§ **DIRECTIONS FOR THIS TASK**
Collect all lines below with the string "name".

§ **SUPPLIED INFORMATION**
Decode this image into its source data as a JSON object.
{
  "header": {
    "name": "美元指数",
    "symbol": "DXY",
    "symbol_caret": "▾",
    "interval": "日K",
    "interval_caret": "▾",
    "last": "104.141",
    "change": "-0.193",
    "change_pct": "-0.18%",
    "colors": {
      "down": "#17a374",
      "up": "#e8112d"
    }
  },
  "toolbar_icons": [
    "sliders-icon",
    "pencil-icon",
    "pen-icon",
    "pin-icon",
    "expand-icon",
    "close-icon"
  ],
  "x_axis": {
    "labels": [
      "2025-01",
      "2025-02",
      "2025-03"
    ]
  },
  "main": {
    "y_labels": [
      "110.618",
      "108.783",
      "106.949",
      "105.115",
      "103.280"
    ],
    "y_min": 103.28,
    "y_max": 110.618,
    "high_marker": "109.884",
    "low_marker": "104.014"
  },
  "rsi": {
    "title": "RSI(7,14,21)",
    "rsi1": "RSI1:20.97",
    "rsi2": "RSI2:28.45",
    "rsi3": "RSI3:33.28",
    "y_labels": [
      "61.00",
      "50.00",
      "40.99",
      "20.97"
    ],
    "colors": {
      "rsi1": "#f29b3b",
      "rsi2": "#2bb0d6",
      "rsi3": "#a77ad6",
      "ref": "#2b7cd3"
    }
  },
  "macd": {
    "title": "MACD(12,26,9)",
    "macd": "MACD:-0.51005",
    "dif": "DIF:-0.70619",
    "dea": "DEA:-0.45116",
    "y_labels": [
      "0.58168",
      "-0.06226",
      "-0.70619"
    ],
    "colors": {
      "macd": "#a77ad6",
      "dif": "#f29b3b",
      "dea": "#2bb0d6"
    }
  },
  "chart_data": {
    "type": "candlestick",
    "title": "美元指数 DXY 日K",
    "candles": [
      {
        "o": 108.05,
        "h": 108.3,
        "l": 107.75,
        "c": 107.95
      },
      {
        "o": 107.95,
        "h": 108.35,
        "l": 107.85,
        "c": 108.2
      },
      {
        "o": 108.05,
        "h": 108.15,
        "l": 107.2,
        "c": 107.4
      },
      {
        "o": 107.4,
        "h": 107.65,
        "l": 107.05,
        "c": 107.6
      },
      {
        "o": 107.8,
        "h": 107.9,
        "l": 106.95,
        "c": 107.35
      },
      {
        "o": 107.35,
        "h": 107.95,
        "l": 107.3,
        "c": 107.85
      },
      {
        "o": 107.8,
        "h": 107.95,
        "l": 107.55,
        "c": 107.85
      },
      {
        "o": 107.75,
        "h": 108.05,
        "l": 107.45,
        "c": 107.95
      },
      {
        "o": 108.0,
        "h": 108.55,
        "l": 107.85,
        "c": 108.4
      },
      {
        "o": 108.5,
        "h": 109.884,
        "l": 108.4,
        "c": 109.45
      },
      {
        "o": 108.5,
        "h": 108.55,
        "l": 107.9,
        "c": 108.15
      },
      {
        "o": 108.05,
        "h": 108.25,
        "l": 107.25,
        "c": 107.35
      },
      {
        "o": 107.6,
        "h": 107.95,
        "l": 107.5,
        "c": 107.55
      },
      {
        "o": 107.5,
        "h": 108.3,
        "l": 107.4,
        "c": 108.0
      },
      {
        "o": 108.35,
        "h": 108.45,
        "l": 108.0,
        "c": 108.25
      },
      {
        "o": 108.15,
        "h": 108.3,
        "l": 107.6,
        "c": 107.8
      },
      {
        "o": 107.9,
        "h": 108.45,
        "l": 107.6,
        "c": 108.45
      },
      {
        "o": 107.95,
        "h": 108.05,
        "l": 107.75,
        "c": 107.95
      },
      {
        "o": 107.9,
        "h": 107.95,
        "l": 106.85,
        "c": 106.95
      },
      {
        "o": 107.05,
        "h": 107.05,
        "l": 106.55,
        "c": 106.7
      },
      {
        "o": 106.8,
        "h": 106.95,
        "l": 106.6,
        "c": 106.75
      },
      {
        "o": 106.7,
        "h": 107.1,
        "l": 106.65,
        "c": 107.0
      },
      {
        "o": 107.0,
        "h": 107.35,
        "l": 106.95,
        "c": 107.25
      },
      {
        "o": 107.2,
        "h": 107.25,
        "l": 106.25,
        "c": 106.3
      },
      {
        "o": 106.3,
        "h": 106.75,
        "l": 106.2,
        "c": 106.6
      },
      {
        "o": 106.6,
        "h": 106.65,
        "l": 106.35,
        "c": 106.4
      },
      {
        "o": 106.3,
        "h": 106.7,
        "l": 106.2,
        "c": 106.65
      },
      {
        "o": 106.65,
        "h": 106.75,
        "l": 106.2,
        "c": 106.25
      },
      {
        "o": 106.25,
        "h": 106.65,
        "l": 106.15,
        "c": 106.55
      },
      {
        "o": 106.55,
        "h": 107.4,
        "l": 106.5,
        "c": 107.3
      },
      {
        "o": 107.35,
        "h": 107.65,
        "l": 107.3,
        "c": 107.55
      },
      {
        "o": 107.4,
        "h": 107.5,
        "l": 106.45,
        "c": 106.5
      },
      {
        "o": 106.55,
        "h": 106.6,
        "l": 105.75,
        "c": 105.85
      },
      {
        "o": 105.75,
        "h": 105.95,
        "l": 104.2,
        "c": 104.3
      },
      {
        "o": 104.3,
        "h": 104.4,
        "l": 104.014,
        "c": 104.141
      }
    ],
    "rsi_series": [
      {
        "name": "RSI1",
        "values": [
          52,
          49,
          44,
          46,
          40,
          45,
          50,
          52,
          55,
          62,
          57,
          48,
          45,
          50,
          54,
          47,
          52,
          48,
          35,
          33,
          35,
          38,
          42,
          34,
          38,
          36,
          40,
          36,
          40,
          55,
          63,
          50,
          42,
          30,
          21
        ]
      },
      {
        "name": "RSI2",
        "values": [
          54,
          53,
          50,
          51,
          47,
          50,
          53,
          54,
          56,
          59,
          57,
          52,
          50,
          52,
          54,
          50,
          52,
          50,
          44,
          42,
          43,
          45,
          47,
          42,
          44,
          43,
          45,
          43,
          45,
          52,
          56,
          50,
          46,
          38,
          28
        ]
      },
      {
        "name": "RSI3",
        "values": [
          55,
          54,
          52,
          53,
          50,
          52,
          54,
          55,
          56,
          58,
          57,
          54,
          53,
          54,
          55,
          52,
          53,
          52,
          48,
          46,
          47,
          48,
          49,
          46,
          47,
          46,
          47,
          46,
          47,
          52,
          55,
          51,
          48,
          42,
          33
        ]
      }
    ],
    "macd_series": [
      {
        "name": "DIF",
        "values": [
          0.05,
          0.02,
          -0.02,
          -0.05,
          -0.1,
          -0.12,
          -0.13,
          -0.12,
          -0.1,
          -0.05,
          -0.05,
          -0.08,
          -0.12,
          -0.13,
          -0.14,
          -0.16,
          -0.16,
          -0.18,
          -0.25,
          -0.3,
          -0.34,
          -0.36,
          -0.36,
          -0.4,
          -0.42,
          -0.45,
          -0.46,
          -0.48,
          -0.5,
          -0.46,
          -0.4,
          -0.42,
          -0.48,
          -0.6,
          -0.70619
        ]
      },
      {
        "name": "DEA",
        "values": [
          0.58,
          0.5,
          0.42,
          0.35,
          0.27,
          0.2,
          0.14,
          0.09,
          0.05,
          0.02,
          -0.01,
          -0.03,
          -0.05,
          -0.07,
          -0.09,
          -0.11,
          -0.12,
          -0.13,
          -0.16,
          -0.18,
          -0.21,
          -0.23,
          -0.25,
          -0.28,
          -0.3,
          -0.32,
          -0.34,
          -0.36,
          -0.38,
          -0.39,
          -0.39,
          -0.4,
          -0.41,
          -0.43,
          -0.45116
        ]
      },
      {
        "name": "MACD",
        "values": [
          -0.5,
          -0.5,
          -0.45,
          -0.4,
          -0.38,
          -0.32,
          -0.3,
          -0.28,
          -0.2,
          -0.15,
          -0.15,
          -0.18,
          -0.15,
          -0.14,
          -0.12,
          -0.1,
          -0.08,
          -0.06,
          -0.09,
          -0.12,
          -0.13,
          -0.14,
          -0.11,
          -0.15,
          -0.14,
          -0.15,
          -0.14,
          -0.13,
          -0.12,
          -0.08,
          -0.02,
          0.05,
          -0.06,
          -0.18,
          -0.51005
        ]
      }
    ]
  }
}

§ **WRITTEN ANSWER**
    "name": "美元指数",
        "name": "RSI1",
        "name": "RSI2",
        "name": "RSI3",
        "name": "DIF",
        "name": "DEA",
        "name": "MACD",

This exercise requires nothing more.